Given exercise >> Your task is to give the data again, exactly, with every line intact.

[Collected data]
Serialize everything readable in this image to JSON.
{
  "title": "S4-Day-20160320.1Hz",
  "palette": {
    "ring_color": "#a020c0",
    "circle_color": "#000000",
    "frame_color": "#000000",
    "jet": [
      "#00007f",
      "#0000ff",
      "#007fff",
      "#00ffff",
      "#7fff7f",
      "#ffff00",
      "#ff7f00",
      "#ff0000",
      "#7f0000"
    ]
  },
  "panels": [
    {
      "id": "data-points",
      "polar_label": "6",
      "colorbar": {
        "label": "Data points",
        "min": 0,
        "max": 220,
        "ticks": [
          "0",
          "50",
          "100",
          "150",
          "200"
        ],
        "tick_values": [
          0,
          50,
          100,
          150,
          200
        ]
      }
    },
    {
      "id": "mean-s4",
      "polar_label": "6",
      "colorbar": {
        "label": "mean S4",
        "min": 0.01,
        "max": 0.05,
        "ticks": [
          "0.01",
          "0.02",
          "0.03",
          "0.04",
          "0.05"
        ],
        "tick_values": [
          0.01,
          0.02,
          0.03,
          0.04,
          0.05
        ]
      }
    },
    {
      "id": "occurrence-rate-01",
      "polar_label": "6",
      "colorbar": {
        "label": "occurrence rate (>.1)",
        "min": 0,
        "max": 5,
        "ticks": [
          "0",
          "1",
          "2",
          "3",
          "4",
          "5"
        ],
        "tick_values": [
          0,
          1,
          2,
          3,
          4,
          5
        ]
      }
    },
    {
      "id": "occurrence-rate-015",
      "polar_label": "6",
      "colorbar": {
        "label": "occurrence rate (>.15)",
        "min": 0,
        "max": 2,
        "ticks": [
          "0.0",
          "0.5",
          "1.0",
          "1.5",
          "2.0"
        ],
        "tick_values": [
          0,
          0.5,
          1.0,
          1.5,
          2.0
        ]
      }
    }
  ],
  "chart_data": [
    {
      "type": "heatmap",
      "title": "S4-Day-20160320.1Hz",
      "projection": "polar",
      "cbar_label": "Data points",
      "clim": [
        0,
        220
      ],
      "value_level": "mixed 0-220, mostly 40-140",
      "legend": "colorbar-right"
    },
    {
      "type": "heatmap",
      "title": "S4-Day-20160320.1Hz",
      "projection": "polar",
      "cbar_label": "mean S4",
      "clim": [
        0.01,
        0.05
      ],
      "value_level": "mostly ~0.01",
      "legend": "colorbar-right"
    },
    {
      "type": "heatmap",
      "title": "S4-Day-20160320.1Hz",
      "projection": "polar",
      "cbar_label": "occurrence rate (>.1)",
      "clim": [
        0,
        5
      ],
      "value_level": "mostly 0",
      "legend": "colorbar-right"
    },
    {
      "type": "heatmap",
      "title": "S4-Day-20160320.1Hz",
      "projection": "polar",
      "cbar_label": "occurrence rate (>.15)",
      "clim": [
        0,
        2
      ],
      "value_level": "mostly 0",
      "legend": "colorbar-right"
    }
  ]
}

Output for this exercise >>
Serialize everything readable in this image to JSON.
{
  "title": "S4-Day-20160320.1Hz",
  "palette": {
    "ring_color": "#a020c0",
    "circle_color": "#000000",
    "frame_color": "#000000",
    "jet": [
      "#00007f",
      "#0000ff",
      "#007fff",
      "#00ffff",
      "#7fff7f",
      "#ffff00",
      "#ff7f00",
      "#ff0000",
      "#7f0000"
    ]
  },
  "panels": [
    {
      "id": "data-points",
      "polar_label": "6",
      "colorbar": {
        "label": "Data points",
        "min": 0,
        "max": 220,
        "ticks": [
          "0",
          "50",
          "100",
          "150",
          "200"
        ],
        "tick_values": [
          0,
          50,
          100,
          150,
          200
        ]
      }
    },
    {
      "id": "mean-s4",
      "polar_label": "6",
      "colorbar": {
        "label": "mean S4",
        "min": 0.01,
        "max": 0.05,
        "ticks": [
          "0.01",
          "0.02",
          "0.03",
          "0.04",
          "0.05"
        ],
        "tick_values": [
          0.01,
          0.02,
          0.03,
          0.04,
          0.05
        ]
      }
    },
    {
      "id": "occurrence-rate-01",
      "polar_label": "6",
      "colorbar": {
        "label": "occurrence rate (>.1)",
        "min": 0,
        "max": 5,
        "ticks": [
          "0",
          "1",
          "2",
          "3",
          "4",
          "5"
        ],
        "tick_values": [
          0,
          1,
          2,
          3,
          4,
          5
        ]
      }
    },
    {
      "id": "occurrence-rate-015",
      "polar_label": "6",
      "colorbar": {
        "label": "occurrence rate (>.15)",
        "min": 0,
        "max": 2,
        "ticks": [
          "0.0",
          "0.5",
          "1.0",
          "1.5",
          "2.0"
        ],
        "tick_values": [
          0,
          0.5,
          1.0,
          1.5,
          2.0
        ]
      }
    }
  ],
  "chart_data": [
    {
      "type": "heatmap",
      "title": "S4-Day-20160320.1Hz",
      "projection": "polar",
      "cbar_label": "Data points",
      "clim": [
        0,
        220
      ],
      "value_level": "mixed 0-220, mostly 40-140",
      "legend": "colorbar-right"
    },
    {
      "type": "heatmap",
      "title": "S4-Day-20160320.1Hz",
      "projection": "polar",
      "cbar_label": "mean S4",
      "clim": [
        0.01,
        0.05
      ],
      "value_level": "mostly ~0.01",
      "legend": "colorbar-right"
    },
    {
      "type": "heatmap",
      "title": "S4-Day-20160320.1Hz",
      "projection": "polar",
      "cbar_label": "occurrence rate (>.1)",
      "clim": [
        0,
        5
      ],
      "value_level": "mostly 0",
      "legend": "colorbar-right"
    },
    {
      "type": "heatmap",
      "title": "S4-Day-20160320.1Hz",
      "projection": "polar",
      "cbar_label": "occurrence rate (>.15)",
      "clim": [
        0,
        2
      ],
      "value_level": "mostly 0",
      "legend": "colorbar-right"
    }
  ]
}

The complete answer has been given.